WHAT IS EXPECTED
All of the data below should be written out exactly.

===== DATASET EXCERPTS =====

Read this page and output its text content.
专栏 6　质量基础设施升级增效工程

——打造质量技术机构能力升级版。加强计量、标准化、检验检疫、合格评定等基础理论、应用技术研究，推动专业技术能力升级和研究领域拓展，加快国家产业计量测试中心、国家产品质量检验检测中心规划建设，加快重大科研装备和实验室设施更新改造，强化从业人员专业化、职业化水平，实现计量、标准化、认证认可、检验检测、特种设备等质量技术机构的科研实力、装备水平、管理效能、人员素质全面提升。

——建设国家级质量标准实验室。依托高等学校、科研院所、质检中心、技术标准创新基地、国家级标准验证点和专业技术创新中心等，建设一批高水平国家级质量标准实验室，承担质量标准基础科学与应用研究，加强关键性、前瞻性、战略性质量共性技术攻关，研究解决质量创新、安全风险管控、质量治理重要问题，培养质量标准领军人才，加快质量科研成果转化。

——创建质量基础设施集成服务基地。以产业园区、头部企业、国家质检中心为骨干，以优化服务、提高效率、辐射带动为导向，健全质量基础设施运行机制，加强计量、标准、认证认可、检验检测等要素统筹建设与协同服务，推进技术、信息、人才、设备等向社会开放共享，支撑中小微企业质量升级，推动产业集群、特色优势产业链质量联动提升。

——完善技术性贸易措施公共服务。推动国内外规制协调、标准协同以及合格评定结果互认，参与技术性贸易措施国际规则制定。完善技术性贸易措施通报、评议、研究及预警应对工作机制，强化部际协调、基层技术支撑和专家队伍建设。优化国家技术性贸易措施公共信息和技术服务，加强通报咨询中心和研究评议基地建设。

=====

TASK ANSWER
Read this page and output its text content.
专栏 6　质量基础设施升级增效工程

——打造质量技术机构能力升级版。加强计量、标准化、检验检疫、合格评定等基础理论、应用技术研究，推动专业技术能力升级和研究领域拓展，加快国家产业计量测试中心、国家产品质量检验检测中心规划建设，加快重大科研装备和实验室设施更新改造，强化从业人员专业化、职业化水平，实现计量、标准化、认证认可、检验检测、特种设备等质量技术机构的科研实力、装备水平、管理效能、人员素质全面提升。

——建设国家级质量标准实验室。依托高等学校、科研院所、质检中心、技术标准创新基地、国家级标准验证点和专业技术创新中心等，建设一批高水平国家级质量标准实验室，承担质量标准基础科学与应用研究，加强关键性、前瞻性、战略性质量共性技术攻关，研究解决质量创新、安全风险管控、质量治理重要问题，培养质量标准领军人才，加快质量科研成果转化。

——创建质量基础设施集成服务基地。以产业园区、头部企业、国家质检中心为骨干，以优化服务、提高效率、辐射带动为导向，健全质量基础设施运行机制，加强计量、标准、认证认可、检验检测等要素统筹建设与协同服务，推进技术、信息、人才、设备等向社会开放共享，支撑中小微企业质量升级，推动产业集群、特色优势产业链质量联动提升。

——完善技术性贸易措施公共服务。推动国内外规制协调、标准协同以及合格评定结果互认，参与技术性贸易措施国际规则制定。完善技术性贸易措施通报、评议、研究及预警应对工作机制，强化部际协调、基层技术支撑和专家队伍建设。优化国家技术性贸易措施公共信息和技术服务，加强通报咨询中心和研究评议基地建设。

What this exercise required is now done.